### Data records
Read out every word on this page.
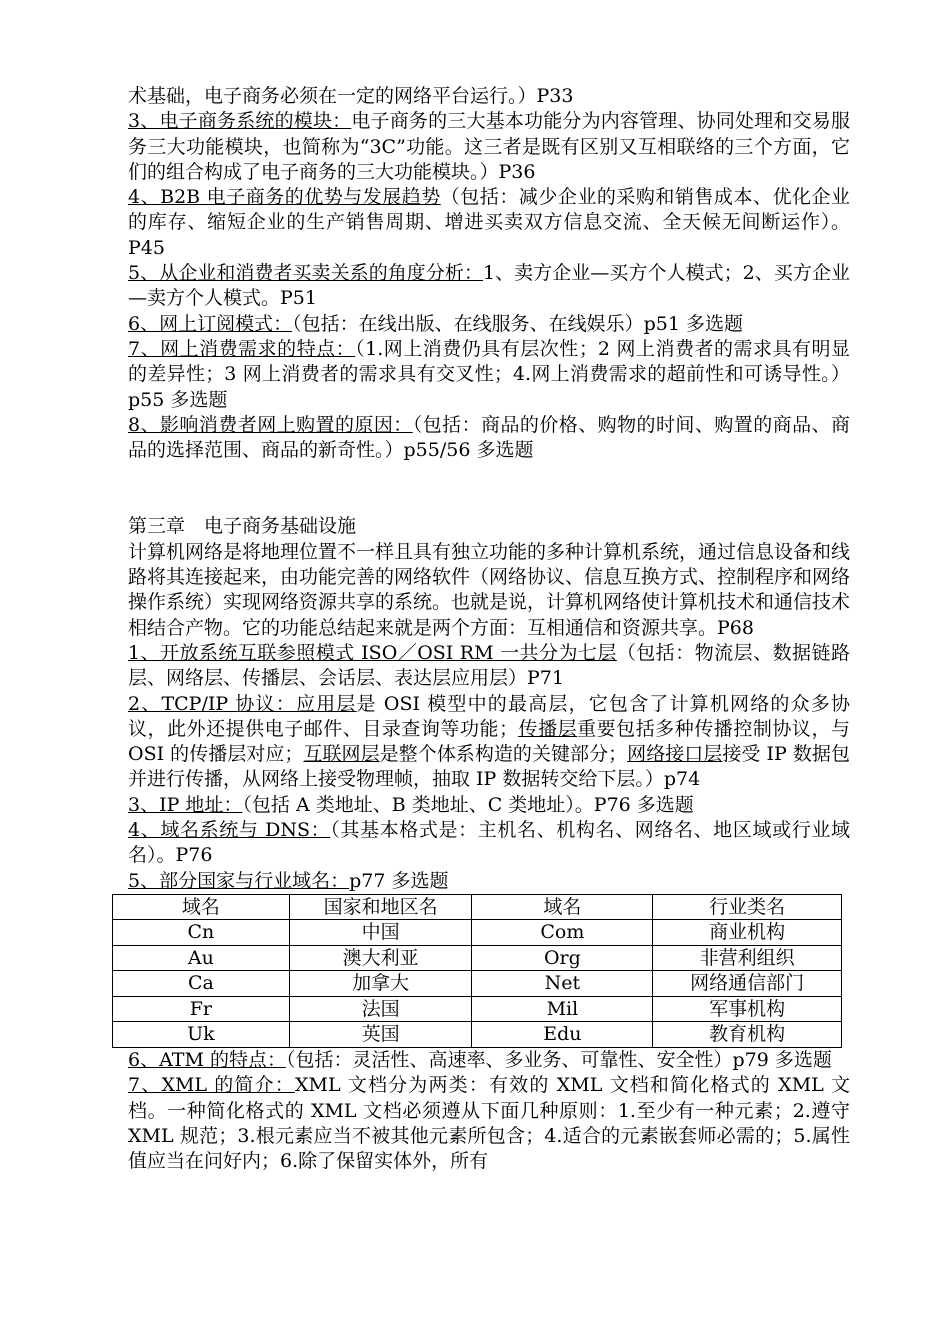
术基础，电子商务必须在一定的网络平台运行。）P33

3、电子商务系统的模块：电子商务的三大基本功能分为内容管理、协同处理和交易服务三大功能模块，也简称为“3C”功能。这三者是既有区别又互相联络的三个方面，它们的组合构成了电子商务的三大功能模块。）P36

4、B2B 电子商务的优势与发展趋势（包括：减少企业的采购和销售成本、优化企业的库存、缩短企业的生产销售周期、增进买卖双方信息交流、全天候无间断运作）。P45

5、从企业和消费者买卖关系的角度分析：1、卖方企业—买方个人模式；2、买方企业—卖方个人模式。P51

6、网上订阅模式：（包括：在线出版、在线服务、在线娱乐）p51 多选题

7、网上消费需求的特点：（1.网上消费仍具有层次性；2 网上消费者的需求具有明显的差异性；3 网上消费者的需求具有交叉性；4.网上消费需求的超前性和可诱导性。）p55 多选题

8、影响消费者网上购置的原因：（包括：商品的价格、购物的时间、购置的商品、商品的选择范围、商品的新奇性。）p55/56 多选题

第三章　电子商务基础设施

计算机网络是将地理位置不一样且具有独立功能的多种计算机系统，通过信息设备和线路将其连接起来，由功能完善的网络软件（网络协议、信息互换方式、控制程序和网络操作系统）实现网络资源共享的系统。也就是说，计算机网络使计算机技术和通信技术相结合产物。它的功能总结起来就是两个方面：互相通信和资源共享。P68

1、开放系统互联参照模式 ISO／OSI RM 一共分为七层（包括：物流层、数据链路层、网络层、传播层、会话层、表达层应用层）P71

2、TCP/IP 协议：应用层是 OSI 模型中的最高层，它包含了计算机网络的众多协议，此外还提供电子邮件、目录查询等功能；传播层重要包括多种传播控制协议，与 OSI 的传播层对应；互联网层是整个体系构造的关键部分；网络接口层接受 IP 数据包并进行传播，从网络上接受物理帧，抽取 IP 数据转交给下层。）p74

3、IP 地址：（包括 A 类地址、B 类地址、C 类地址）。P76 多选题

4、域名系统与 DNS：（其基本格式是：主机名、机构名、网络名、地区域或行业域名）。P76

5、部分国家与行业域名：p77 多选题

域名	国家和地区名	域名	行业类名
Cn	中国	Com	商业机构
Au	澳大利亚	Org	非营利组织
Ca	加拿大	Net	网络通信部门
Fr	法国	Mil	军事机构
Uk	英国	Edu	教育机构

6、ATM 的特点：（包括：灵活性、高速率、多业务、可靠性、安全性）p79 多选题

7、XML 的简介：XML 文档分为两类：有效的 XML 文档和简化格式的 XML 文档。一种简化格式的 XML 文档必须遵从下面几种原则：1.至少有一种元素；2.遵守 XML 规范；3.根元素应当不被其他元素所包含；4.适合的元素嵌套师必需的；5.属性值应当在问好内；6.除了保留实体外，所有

### Set exercise
Make an exact copy of the whole listing, but don't bring over any pictures.

### Result for this exercise
Read out every word on this page.
术基础，电子商务必须在一定的网络平台运行。）P33

3、电子商务系统的模块：电子商务的三大基本功能分为内容管理、协同处理和交易服务三大功能模块，也简称为“3C”功能。这三者是既有区别又互相联络的三个方面，它们的组合构成了电子商务的三大功能模块。）P36

4、B2B 电子商务的优势与发展趋势（包括：减少企业的采购和销售成本、优化企业的库存、缩短企业的生产销售周期、增进买卖双方信息交流、全天候无间断运作）。P45

5、从企业和消费者买卖关系的角度分析：1、卖方企业—买方个人模式；2、买方企业—卖方个人模式。P51

6、网上订阅模式：（包括：在线出版、在线服务、在线娱乐）p51 多选题

7、网上消费需求的特点：（1.网上消费仍具有层次性；2 网上消费者的需求具有明显的差异性；3 网上消费者的需求具有交叉性；4.网上消费需求的超前性和可诱导性。）p55 多选题

8、影响消费者网上购置的原因：（包括：商品的价格、购物的时间、购置的商品、商品的选择范围、商品的新奇性。）p55/56 多选题

第三章　电子商务基础设施

计算机网络是将地理位置不一样且具有独立功能的多种计算机系统，通过信息设备和线路将其连接起来，由功能完善的网络软件（网络协议、信息互换方式、控制程序和网络操作系统）实现网络资源共享的系统。也就是说，计算机网络使计算机技术和通信技术相结合产物。它的功能总结起来就是两个方面：互相通信和资源共享。P68

1、开放系统互联参照模式 ISO／OSI RM 一共分为七层（包括：物流层、数据链路层、网络层、传播层、会话层、表达层应用层）P71

2、TCP/IP 协议：应用层是 OSI 模型中的最高层，它包含了计算机网络的众多协议，此外还提供电子邮件、目录查询等功能；传播层重要包括多种传播控制协议，与 OSI 的传播层对应；互联网层是整个体系构造的关键部分；网络接口层接受 IP 数据包并进行传播，从网络上接受物理帧，抽取 IP 数据转交给下层。）p74

3、IP 地址：（包括 A 类地址、B 类地址、C 类地址）。P76 多选题

4、域名系统与 DNS：（其基本格式是：主机名、机构名、网络名、地区域或行业域名）。P76

5、部分国家与行业域名：p77 多选题

域名	国家和地区名	域名	行业类名
Cn	中国	Com	商业机构
Au	澳大利亚	Org	非营利组织
Ca	加拿大	Net	网络通信部门
Fr	法国	Mil	军事机构
Uk	英国	Edu	教育机构

6、ATM 的特点：（包括：灵活性、高速率、多业务、可靠性、安全性）p79 多选题

7、XML 的简介：XML 文档分为两类：有效的 XML 文档和简化格式的 XML 文档。一种简化格式的 XML 文档必须遵从下面几种原则：1.至少有一种元素；2.遵守 XML 规范；3.根元素应当不被其他元素所包含；4.适合的元素嵌套师必需的；5.属性值应当在问好内；6.除了保留实体外，所有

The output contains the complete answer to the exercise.